## Brief
Extract each record and reproduce it exactly.

-- Recorded data start --

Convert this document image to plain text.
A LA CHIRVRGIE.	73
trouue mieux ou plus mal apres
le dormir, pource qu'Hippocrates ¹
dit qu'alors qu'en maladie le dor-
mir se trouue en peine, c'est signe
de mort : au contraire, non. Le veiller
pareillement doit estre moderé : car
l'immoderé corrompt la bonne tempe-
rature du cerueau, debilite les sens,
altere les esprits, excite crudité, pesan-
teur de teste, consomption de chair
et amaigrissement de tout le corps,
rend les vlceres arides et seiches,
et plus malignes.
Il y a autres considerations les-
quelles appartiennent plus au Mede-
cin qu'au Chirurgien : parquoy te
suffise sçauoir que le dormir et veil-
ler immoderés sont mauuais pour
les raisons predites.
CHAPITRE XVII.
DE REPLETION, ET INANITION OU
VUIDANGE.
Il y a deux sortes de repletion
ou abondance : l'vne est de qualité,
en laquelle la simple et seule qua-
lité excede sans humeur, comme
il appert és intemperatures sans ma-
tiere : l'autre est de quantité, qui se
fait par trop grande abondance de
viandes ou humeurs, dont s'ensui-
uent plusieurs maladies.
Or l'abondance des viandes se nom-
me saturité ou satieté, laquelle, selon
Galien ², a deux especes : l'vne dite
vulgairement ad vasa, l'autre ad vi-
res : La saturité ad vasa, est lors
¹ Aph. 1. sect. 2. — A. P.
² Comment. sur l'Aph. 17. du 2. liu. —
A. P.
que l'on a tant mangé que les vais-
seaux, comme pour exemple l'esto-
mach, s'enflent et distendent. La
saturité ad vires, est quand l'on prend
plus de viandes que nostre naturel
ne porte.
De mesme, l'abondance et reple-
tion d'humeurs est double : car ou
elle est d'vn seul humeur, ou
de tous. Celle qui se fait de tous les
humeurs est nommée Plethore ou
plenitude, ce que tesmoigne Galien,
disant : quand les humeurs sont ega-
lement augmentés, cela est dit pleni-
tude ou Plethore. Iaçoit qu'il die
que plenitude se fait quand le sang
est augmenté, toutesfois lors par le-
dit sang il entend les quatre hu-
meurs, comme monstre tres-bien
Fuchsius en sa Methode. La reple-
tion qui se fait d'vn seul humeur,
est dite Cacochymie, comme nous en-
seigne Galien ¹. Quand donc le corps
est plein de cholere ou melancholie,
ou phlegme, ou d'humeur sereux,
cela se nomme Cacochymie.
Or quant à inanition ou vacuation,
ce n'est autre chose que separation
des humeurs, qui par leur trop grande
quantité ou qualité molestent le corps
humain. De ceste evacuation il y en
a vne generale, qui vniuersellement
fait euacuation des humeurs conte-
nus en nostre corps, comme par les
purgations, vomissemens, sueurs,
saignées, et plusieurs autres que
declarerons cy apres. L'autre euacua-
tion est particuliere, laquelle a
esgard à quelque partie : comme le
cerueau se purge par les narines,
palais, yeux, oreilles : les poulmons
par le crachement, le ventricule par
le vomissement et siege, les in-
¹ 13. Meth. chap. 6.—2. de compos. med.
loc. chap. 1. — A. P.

-- Recorded data end --

## Full response
Convert this document image to plain text.
A LA CHIRVRGIE.	73
trouue mieux ou plus mal apres
le dormir, pource qu'Hippocrates ¹
dit qu'alors qu'en maladie le dor-
mir se trouue en peine, c'est signe
de mort : au contraire, non. Le veiller
pareillement doit estre moderé : car
l'immoderé corrompt la bonne tempe-
rature du cerueau, debilite les sens,
altere les esprits, excite crudité, pesan-
teur de teste, consomption de chair
et amaigrissement de tout le corps,
rend les vlceres arides et seiches,
et plus malignes.
Il y a autres considerations les-
quelles appartiennent plus au Mede-
cin qu'au Chirurgien : parquoy te
suffise sçauoir que le dormir et veil-
ler immoderés sont mauuais pour
les raisons predites.
CHAPITRE XVII.
DE REPLETION, ET INANITION OU
VUIDANGE.
Il y a deux sortes de repletion
ou abondance : l'vne est de qualité,
en laquelle la simple et seule qua-
lité excede sans humeur, comme
il appert és intemperatures sans ma-
tiere : l'autre est de quantité, qui se
fait par trop grande abondance de
viandes ou humeurs, dont s'ensui-
uent plusieurs maladies.
Or l'abondance des viandes se nom-
me saturité ou satieté, laquelle, selon
Galien ², a deux especes : l'vne dite
vulgairement ad vasa, l'autre ad vi-
res : La saturité ad vasa, est lors
¹ Aph. 1. sect. 2. — A. P.
² Comment. sur l'Aph. 17. du 2. liu. —
A. P.
que l'on a tant mangé que les vais-
seaux, comme pour exemple l'esto-
mach, s'enflent et distendent. La
saturité ad vires, est quand l'on prend
plus de viandes que nostre naturel
ne porte.
De mesme, l'abondance et reple-
tion d'humeurs est double : car ou
elle est d'vn seul humeur, ou
de tous. Celle qui se fait de tous les
humeurs est nommée Plethore ou
plenitude, ce que tesmoigne Galien,
disant : quand les humeurs sont ega-
lement augmentés, cela est dit pleni-
tude ou Plethore. Iaçoit qu'il die
que plenitude se fait quand le sang
est augmenté, toutesfois lors par le-
dit sang il entend les quatre hu-
meurs, comme monstre tres-bien
Fuchsius en sa Methode. La reple-
tion qui se fait d'vn seul humeur,
est dite Cacochymie, comme nous en-
seigne Galien ¹. Quand donc le corps
est plein de cholere ou melancholie,
ou phlegme, ou d'humeur sereux,
cela se nomme Cacochymie.
Or quant à inanition ou vacuation,
ce n'est autre chose que separation
des humeurs, qui par leur trop grande
quantité ou qualité molestent le corps
humain. De ceste evacuation il y en
a vne generale, qui vniuersellement
fait euacuation des humeurs conte-
nus en nostre corps, comme par les
purgations, vomissemens, sueurs,
saignées, et plusieurs autres que
declarerons cy apres. L'autre euacua-
tion est particuliere, laquelle a
esgard à quelque partie : comme le
cerueau se purge par les narines,
palais, yeux, oreilles : les poulmons
par le crachement, le ventricule par
le vomissement et siege, les in-
¹ 13. Meth. chap. 6.—2. de compos. med.
loc. chap. 1. — A. P.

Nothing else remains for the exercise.